Each line that includes the string "word" counts once; give the total and nothing else.

::::

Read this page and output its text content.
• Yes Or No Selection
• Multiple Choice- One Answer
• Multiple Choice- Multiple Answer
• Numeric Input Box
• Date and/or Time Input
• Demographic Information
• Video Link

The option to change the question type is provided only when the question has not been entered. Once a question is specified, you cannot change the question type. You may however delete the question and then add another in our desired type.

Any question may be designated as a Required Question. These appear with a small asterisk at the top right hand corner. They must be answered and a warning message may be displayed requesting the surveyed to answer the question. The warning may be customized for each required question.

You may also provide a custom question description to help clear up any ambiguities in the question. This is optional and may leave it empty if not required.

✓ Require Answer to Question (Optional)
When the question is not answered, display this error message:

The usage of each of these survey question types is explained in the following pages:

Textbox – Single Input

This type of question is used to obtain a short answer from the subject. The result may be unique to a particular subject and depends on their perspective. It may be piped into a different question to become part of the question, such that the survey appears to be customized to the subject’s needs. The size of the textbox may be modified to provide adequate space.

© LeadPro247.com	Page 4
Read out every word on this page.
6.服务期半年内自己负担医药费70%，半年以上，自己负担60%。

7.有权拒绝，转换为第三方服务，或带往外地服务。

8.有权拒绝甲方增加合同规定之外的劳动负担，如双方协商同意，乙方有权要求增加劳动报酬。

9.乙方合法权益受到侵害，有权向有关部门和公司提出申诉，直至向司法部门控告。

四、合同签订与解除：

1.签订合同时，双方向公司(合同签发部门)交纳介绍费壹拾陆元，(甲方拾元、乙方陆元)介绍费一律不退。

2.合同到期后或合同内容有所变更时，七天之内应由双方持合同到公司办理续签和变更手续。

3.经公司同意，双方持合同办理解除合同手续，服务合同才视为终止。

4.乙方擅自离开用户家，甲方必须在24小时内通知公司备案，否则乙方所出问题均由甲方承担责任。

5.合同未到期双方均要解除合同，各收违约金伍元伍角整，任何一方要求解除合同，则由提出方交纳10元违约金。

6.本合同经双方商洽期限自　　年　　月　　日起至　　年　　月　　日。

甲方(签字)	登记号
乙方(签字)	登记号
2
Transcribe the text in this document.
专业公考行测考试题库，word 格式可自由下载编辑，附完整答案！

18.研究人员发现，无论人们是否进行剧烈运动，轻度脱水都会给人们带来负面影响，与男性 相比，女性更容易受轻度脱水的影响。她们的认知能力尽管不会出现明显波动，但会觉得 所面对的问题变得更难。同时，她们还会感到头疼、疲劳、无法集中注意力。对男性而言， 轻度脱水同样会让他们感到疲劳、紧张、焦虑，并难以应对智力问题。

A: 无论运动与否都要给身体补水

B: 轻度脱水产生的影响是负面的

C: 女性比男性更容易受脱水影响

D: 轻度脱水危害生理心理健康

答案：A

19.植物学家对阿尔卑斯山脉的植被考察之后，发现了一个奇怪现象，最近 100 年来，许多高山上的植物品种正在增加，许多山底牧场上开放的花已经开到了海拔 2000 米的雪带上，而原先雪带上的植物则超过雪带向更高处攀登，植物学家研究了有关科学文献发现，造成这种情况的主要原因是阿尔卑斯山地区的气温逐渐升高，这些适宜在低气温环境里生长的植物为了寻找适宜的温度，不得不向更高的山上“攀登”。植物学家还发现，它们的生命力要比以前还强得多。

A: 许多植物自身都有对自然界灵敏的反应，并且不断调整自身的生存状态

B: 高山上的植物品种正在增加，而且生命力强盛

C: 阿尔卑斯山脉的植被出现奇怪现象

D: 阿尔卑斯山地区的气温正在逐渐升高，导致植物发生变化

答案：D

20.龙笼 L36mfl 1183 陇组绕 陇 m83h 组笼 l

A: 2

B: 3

::::

▸ Finished exercise: 2